Structured figure records
(begin)

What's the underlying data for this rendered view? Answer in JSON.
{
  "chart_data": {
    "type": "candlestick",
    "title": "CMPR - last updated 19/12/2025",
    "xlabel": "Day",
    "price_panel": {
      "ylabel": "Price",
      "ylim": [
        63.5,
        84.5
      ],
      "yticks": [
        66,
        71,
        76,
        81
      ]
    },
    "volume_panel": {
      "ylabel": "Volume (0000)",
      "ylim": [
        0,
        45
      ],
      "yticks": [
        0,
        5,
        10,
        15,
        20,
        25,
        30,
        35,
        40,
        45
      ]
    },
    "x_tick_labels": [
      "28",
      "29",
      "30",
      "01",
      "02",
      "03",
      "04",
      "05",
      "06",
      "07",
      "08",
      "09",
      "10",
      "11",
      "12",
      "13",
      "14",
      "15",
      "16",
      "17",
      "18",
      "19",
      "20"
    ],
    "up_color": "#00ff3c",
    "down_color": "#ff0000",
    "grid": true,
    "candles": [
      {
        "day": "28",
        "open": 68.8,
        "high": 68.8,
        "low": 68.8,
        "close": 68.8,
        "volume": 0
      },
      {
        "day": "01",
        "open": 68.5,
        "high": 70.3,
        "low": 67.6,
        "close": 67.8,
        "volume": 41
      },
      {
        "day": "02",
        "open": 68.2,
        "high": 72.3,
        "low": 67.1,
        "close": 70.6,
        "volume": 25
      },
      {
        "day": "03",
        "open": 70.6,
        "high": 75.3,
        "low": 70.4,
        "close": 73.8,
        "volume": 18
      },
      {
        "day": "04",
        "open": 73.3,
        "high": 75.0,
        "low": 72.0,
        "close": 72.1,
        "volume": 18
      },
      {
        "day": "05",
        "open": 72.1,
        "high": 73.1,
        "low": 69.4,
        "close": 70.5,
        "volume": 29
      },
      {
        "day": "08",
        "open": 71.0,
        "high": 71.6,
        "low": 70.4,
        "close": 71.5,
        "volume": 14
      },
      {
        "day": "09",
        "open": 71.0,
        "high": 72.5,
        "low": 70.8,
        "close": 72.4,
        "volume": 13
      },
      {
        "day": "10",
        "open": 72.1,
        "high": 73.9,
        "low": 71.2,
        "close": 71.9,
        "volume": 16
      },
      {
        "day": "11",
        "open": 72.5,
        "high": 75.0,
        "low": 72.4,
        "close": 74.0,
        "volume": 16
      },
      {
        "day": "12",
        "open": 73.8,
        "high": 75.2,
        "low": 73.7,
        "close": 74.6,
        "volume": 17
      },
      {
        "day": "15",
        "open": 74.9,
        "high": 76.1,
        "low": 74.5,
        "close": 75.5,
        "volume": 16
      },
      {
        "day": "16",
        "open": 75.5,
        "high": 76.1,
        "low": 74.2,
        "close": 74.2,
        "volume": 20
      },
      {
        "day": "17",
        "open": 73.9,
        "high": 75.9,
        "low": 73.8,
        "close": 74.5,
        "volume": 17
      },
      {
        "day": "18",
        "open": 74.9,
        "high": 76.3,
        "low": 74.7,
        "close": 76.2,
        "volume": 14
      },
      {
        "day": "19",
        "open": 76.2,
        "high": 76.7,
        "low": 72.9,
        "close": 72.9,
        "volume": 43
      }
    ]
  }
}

(end)

### What to produce
Set all of the records down again, exactly as they stand.

### Answer in full
What's the underlying data for this rendered view? Answer in JSON.
{
  "chart_data": {
    "type": "candlestick",
    "title": "CMPR - last updated 19/12/2025",
    "xlabel": "Day",
    "price_panel": {
      "ylabel": "Price",
      "ylim": [
        63.5,
        84.5
      ],
      "yticks": [
        66,
        71,
        76,
        81
      ]
    },
    "volume_panel": {
      "ylabel": "Volume (0000)",
      "ylim": [
        0,
        45
      ],
      "yticks": [
        0,
        5,
        10,
        15,
        20,
        25,
        30,
        35,
        40,
        45
      ]
    },
    "x_tick_labels": [
      "28",
      "29",
      "30",
      "01",
      "02",
      "03",
      "04",
      "05",
      "06",
      "07",
      "08",
      "09",
      "10",
      "11",
      "12",
      "13",
      "14",
      "15",
      "16",
      "17",
      "18",
      "19",
      "20"
    ],
    "up_color": "#00ff3c",
    "down_color": "#ff0000",
    "grid": true,
    "candles": [
      {
        "day": "28",
        "open": 68.8,
        "high": 68.8,
        "low": 68.8,
        "close": 68.8,
        "volume": 0
      },
      {
        "day": "01",
        "open": 68.5,
        "high": 70.3,
        "low": 67.6,
        "close": 67.8,
        "volume": 41
      },
      {
        "day": "02",
        "open": 68.2,
        "high": 72.3,
        "low": 67.1,
        "close": 70.6,
        "volume": 25
      },
      {
        "day": "03",
        "open": 70.6,
        "high": 75.3,
        "low": 70.4,
        "close": 73.8,
        "volume": 18
      },
      {
        "day": "04",
        "open": 73.3,
        "high": 75.0,
        "low": 72.0,
        "close": 72.1,
        "volume": 18
      },
      {
        "day": "05",
        "open": 72.1,
        "high": 73.1,
        "low": 69.4,
        "close": 70.5,
        "volume": 29
      },
      {
        "day": "08",
        "open": 71.0,
        "high": 71.6,
        "low": 70.4,
        "close": 71.5,
        "volume": 14
      },
      {
        "day": "09",
        "open": 71.0,
        "high": 72.5,
        "low": 70.8,
        "close": 72.4,
        "volume": 13
      },
      {
        "day": "10",
        "open": 72.1,
        "high": 73.9,
        "low": 71.2,
        "close": 71.9,
        "volume": 16
      },
      {
        "day": "11",
        "open": 72.5,
        "high": 75.0,
        "low": 72.4,
        "close": 74.0,
        "volume": 16
      },
      {
        "day": "12",
        "open": 73.8,
        "high": 75.2,
        "low": 73.7,
        "close": 74.6,
        "volume": 17
      },
      {
        "day": "15",
        "open": 74.9,
        "high": 76.1,
        "low": 74.5,
        "close": 75.5,
        "volume": 16
      },
      {
        "day": "16",
        "open": 75.5,
        "high": 76.1,
        "low": 74.2,
        "close": 74.2,
        "volume": 20
      },
      {
        "day": "17",
        "open": 73.9,
        "high": 75.9,
        "low": 73.8,
        "close": 74.5,
        "volume": 17
      },
      {
        "day": "18",
        "open": 74.9,
        "high": 76.3,
        "low": 74.7,
        "close": 76.2,
        "volume": 14
      },
      {
        "day": "19",
        "open": 76.2,
        "high": 76.7,
        "low": 72.9,
        "close": 72.9,
        "volume": 43
      }
    ]
  }
}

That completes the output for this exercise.